_What you should do_. Copy all lines below containing "Jacques".

Data records:
## START
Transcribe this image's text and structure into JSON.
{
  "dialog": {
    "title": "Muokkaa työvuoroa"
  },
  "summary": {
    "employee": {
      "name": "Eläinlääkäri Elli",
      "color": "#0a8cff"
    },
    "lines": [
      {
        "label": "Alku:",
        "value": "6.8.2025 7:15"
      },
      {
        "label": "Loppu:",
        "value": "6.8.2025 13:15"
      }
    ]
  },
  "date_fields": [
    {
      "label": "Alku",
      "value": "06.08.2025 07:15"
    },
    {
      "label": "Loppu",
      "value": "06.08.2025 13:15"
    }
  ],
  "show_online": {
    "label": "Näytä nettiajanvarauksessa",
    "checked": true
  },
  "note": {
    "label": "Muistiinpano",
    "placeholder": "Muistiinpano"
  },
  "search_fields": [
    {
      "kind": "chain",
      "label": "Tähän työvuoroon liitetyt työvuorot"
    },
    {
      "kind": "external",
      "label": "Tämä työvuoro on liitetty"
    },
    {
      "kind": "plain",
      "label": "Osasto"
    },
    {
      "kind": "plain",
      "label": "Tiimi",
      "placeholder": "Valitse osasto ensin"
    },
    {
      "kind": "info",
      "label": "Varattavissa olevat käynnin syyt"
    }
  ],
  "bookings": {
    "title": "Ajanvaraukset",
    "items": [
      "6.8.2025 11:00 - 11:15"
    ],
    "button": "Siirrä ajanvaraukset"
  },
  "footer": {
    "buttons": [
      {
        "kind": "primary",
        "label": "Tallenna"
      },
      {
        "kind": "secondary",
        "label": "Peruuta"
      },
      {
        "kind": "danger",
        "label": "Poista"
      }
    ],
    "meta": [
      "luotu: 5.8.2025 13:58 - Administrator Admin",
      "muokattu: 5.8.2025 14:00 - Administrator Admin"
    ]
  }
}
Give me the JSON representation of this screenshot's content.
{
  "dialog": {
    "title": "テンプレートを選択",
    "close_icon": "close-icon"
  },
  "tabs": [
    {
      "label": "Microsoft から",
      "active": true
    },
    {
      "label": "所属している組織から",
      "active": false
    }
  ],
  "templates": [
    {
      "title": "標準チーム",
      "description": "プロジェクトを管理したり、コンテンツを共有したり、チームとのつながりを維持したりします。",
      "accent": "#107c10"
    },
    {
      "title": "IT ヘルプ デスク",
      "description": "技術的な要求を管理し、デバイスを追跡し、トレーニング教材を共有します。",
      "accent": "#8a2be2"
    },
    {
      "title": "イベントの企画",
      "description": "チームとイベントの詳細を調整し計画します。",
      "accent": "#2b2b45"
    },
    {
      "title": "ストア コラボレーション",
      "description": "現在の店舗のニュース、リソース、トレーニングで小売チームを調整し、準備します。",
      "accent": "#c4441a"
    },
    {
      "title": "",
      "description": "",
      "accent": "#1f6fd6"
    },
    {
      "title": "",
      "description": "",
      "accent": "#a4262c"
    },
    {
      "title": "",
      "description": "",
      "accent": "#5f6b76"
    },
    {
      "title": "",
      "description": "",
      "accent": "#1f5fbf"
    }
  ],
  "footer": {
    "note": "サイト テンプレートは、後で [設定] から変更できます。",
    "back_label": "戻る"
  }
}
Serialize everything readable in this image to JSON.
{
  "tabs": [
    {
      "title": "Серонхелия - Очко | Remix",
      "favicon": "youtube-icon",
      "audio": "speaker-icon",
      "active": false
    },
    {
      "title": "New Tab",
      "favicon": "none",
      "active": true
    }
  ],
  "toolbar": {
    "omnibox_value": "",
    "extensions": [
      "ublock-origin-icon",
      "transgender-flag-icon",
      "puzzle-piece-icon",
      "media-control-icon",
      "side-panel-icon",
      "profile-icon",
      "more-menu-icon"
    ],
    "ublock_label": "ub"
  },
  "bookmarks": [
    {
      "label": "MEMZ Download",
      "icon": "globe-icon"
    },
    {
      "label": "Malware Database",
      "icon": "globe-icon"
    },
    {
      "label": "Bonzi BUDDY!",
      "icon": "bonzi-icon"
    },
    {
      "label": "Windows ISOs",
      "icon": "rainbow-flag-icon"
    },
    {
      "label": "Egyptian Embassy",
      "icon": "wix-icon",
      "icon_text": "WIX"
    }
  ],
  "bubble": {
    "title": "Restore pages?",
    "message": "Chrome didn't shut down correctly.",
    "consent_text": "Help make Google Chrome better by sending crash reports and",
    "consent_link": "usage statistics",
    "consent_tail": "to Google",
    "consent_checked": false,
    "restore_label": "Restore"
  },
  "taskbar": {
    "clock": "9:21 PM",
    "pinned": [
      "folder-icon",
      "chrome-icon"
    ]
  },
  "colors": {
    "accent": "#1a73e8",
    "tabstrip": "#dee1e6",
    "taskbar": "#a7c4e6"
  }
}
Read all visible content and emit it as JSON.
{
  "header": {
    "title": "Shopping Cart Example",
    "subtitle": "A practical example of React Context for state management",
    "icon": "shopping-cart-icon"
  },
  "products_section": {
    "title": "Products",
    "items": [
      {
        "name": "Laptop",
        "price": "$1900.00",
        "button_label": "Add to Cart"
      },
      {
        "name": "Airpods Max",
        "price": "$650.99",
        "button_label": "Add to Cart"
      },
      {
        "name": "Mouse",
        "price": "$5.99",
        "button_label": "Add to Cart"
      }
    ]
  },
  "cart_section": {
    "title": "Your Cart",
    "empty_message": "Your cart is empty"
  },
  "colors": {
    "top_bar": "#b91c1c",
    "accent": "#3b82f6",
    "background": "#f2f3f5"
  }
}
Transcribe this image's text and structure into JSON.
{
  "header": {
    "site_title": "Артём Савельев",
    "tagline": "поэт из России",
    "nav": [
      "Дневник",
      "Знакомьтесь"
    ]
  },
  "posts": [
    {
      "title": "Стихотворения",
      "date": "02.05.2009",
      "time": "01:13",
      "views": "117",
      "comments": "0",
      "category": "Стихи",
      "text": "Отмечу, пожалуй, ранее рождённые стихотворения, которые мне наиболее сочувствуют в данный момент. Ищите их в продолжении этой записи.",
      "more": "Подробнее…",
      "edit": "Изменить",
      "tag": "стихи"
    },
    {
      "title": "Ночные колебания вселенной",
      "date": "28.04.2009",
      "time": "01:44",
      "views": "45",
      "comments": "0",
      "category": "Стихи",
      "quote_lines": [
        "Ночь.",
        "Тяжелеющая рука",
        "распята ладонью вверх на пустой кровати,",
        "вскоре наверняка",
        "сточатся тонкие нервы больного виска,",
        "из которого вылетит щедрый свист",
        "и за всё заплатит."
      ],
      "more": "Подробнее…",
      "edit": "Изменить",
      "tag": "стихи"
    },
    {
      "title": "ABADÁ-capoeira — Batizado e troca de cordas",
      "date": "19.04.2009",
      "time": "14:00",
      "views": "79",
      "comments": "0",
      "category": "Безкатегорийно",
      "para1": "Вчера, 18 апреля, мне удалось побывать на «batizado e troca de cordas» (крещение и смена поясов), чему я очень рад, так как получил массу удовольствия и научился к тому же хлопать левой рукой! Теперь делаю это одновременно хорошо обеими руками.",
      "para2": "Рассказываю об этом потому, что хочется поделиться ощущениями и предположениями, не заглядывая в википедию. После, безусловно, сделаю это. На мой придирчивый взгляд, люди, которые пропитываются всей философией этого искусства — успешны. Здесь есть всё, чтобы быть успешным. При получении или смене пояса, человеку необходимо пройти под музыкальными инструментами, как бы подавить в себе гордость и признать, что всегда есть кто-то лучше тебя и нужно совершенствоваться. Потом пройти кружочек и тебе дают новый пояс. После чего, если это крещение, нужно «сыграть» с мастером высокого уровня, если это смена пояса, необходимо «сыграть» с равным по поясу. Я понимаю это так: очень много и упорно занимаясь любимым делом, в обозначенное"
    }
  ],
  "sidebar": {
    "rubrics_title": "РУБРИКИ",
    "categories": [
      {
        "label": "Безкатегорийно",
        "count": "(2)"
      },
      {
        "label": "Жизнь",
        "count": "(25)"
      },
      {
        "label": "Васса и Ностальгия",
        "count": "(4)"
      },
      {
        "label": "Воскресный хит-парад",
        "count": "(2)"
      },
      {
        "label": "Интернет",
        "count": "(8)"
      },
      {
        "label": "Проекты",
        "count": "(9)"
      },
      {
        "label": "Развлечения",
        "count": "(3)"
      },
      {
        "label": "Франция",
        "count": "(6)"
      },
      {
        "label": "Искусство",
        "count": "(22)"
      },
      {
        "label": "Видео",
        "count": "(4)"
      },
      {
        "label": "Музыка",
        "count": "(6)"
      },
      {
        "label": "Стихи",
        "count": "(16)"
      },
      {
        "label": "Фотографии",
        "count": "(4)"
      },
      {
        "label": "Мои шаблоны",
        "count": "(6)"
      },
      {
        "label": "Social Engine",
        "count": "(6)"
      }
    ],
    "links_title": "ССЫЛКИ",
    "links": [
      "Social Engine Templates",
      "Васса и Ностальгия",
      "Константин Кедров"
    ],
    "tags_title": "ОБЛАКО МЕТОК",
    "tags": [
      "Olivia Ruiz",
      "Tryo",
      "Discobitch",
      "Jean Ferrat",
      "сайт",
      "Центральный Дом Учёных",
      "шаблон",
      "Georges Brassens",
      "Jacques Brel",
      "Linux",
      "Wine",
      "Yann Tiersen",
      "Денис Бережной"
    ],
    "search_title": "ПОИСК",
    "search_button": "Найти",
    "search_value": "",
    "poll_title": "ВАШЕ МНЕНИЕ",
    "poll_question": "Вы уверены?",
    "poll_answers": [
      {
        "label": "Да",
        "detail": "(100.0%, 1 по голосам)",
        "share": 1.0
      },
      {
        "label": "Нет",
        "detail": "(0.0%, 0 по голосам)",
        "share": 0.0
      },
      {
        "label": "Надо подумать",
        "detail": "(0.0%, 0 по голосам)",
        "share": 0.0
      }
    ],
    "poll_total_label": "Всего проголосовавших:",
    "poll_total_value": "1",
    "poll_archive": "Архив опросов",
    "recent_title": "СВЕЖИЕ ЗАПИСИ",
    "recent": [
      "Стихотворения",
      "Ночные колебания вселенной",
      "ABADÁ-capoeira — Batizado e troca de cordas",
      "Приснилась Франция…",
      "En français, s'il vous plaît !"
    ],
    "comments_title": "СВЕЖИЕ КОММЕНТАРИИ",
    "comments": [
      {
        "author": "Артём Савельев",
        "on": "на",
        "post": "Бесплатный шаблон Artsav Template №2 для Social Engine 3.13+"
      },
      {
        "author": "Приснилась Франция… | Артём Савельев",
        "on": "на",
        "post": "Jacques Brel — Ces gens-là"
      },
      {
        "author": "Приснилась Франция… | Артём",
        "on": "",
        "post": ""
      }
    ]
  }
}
## END
_Task answer_.
      "Jacques Brel",
        "post": "Jacques Brel — Ces gens-là"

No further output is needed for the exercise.